• DATA PROVIDED:
— begin —

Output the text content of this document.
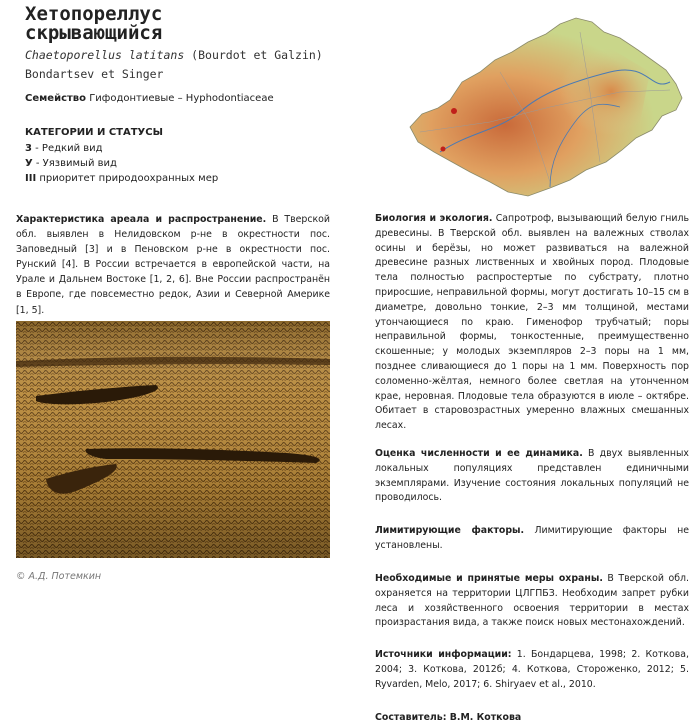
Хетопореллус
скрывающийся
Chaetoporellus latitans (Bourdot et Galzin) Bondartsev et Singer
Семейство Гифодонтиевые – Hyphodontiaceae
КАТЕГОРИИ И СТАТУСЫ
3 - Редкий вид
У - Уязвимый вид
III приоритет природоохранных мер
Характеристика ареала и распространение. В Тверской обл. выявлен в Нелидовском р-не в окрестности пос. Заповедный [3] и в Пеновском р-не в окрестности пос. Рунский [4]. В России встречается в европейской части, на Урале и Дальнем Востоке [1, 2, 6]. Вне России распространён в Европе, где повсеместно редок, Азии и Северной Америке [1, 5].
© А.Д. Потемкин
Биология и экология. Сапротроф, вызывающий белую гниль древесины. В Тверской обл. выявлен на валежных стволах осины и берёзы, но может развиваться на валежной древесине разных лиственных и хвойных пород. Плодовые тела полностью распростертые по субстрату, плотно приросшие, неправильной формы, могут достигать 10–15 см в диаметре, довольно тонкие, 2–3 мм толщиной, местами утончающиеся по краю. Гименофор трубчатый; поры неправильной формы, тонкостенные, преимущественно скошенные; у молодых экземпляров 2–3 поры на 1 мм, позднее сливающиеся до 1 поры на 1 мм. Поверхность пор соломенно-жёлтая, немного более светлая на утонченном крае, неровная. Плодовые тела образуются в июле – октябре. Обитает в старовозрастных умеренно влажных смешанных лесах.
Оценка численности и ее динамика. В двух выявленных локальных популяциях представлен единичными экземплярами. Изучение состояния локальных популяций не проводилось.
Лимитирующие факторы. Лимитирующие факторы не установлены.
Необходимые и принятые меры охраны. В Тверской обл. охраняется на территории ЦЛГПБЗ. Необходим запрет рубки леса и хозяйственного освоения территории в местах произрастания вида, а также поиск новых местонахождений.
Источники информации: 1. Бондарцева, 1998; 2. Коткова, 2004; 3. Коткова, 2012б; 4. Коткова, Стороженко, 2012; 5. Ryvarden, Melo, 2017; 6. Shiryaev et al., 2010.
Составитель: В.М. Коткова
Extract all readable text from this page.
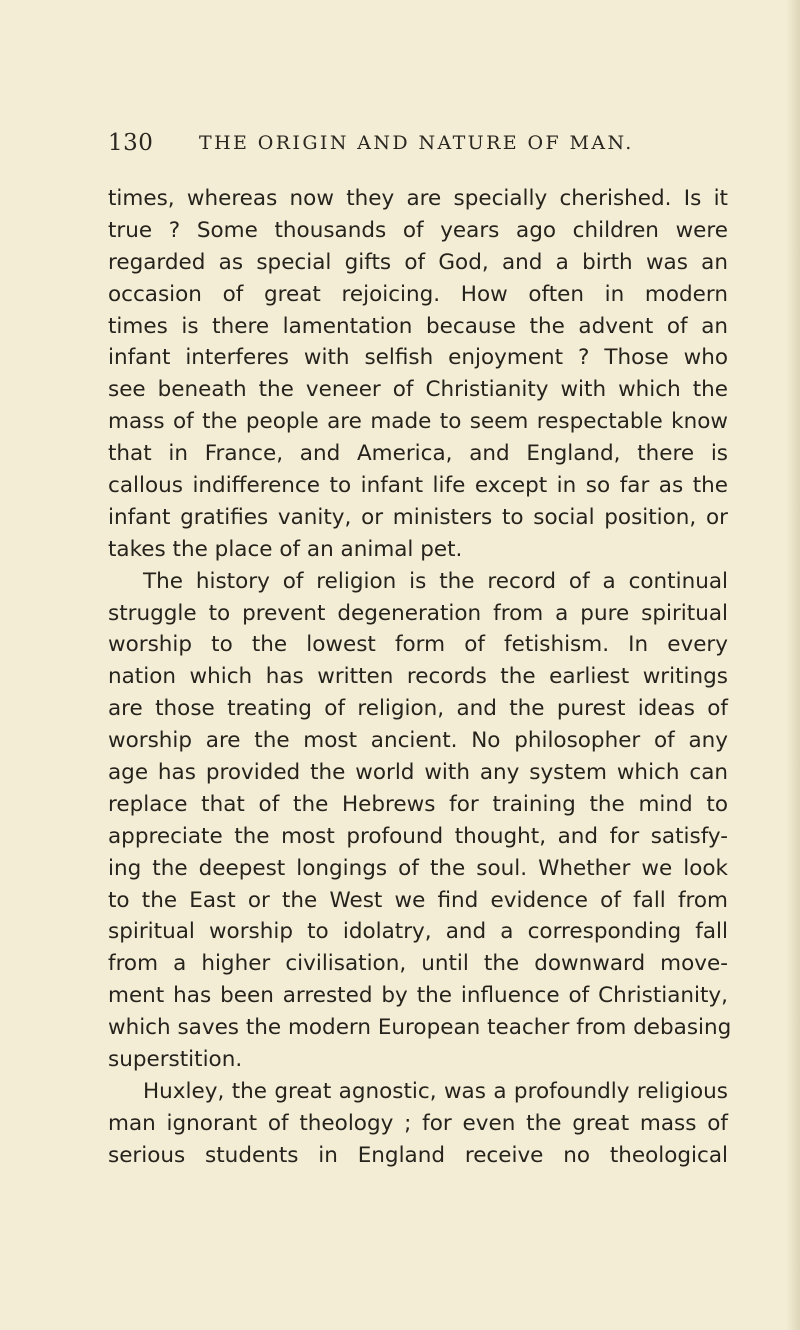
130 THE ORIGIN AND NATURE OF MAN.
times, whereas now they are specially cherished. Is it
true ? Some thousands of years ago children were
regarded as special gifts of God, and a birth was an
occasion of great rejoicing. How often in modern
times is there lamentation because the advent of an
infant interferes with selfish enjoyment ? Those who
see beneath the veneer of Christianity with which the
mass of the people are made to seem respectable know
that in France, and America, and England, there is
callous indifference to infant life except in so far as the
infant gratifies vanity, or ministers to social position, or
takes the place of an animal pet.
The history of religion is the record of a continual
struggle to prevent degeneration from a pure spiritual
worship to the lowest form of fetishism. In every
nation which has written records the earliest writings
are those treating of religion, and the purest ideas of
worship are the most ancient. No philosopher of any
age has provided the world with any system which can
replace that of the Hebrews for training the mind to
appreciate the most profound thought, and for satisfy-
ing the deepest longings of the soul. Whether we look
to the East or the West we find evidence of fall from
spiritual worship to idolatry, and a corresponding fall
from a higher civilisation, until the downward move-
ment has been arrested by the influence of Christianity,
which saves the modern European teacher from debasing
superstition.
Huxley, the great agnostic, was a profoundly religious
man ignorant of theology ; for even the great mass of
serious students in England receive no theological
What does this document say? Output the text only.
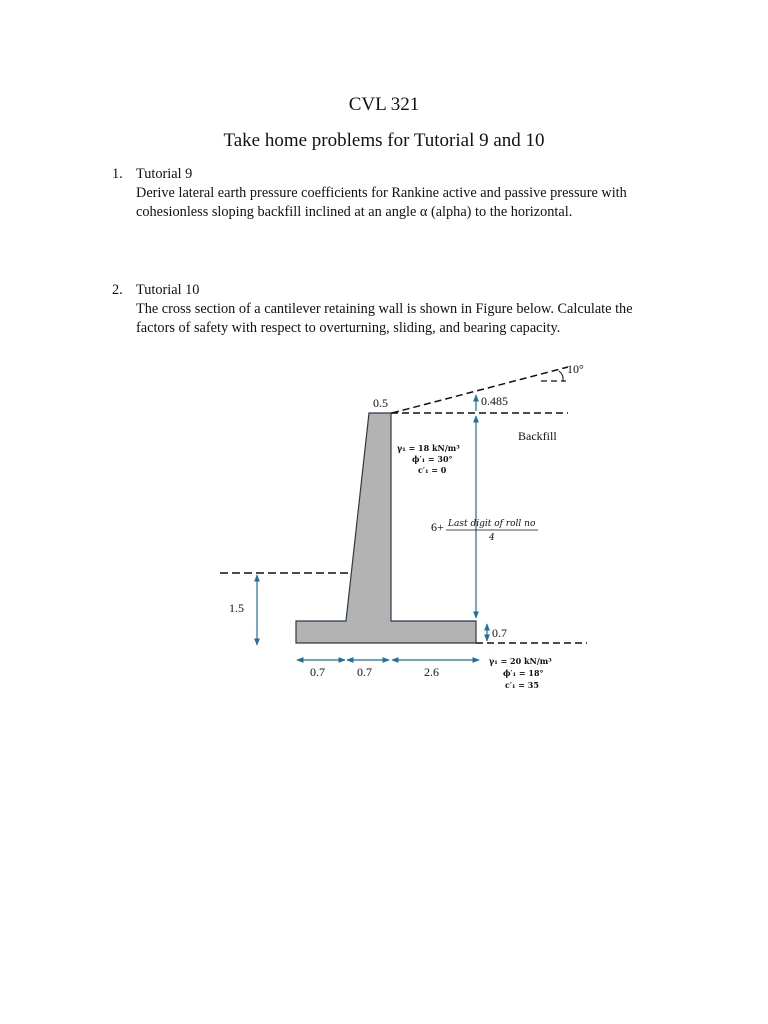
CVL 321
Take home problems for Tutorial 9 and 10
1. Tutorial 9
Derive lateral earth pressure coefficients for Rankine active and passive pressure with cohesionless sloping backfill inclined at an angle α (alpha) to the horizontal.
2. Tutorial 10
The cross section of a cantilever retaining wall is shown in Figure below. Calculate the factors of safety with respect to overturning, sliding, and bearing capacity.
10°
0.5	0.485
Backfill
γ₁ = 18 kN/m³
ϕ′₁ = 30°
c′₁ = 0
6+ Last digit of roll no
4
1.5
0.7
0.7	0.7	2.6
γ₁ = 20 kN/m³
ϕ′₁ = 18°
c′₁ = 35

— end —

• GIVEN PROBLEM: Each line from the one that contains "What does this" to the end of the listing must be quoted exactly; no other line and no picture belongs in the copy.

• ANSWER:
What does this document say? Output the text only.
CVL 321
Take home problems for Tutorial 9 and 10
1. Tutorial 9
Derive lateral earth pressure coefficients for Rankine active and passive pressure with cohesionless sloping backfill inclined at an angle α (alpha) to the horizontal.
2. Tutorial 10
The cross section of a cantilever retaining wall is shown in Figure below. Calculate the factors of safety with respect to overturning, sliding, and bearing capacity.
10°
0.5	0.485
Backfill
γ₁ = 18 kN/m³
ϕ′₁ = 30°
c′₁ = 0
6+ Last digit of roll no
4
1.5
0.7
0.7	0.7	2.6
γ₁ = 20 kN/m³
ϕ′₁ = 18°
c′₁ = 35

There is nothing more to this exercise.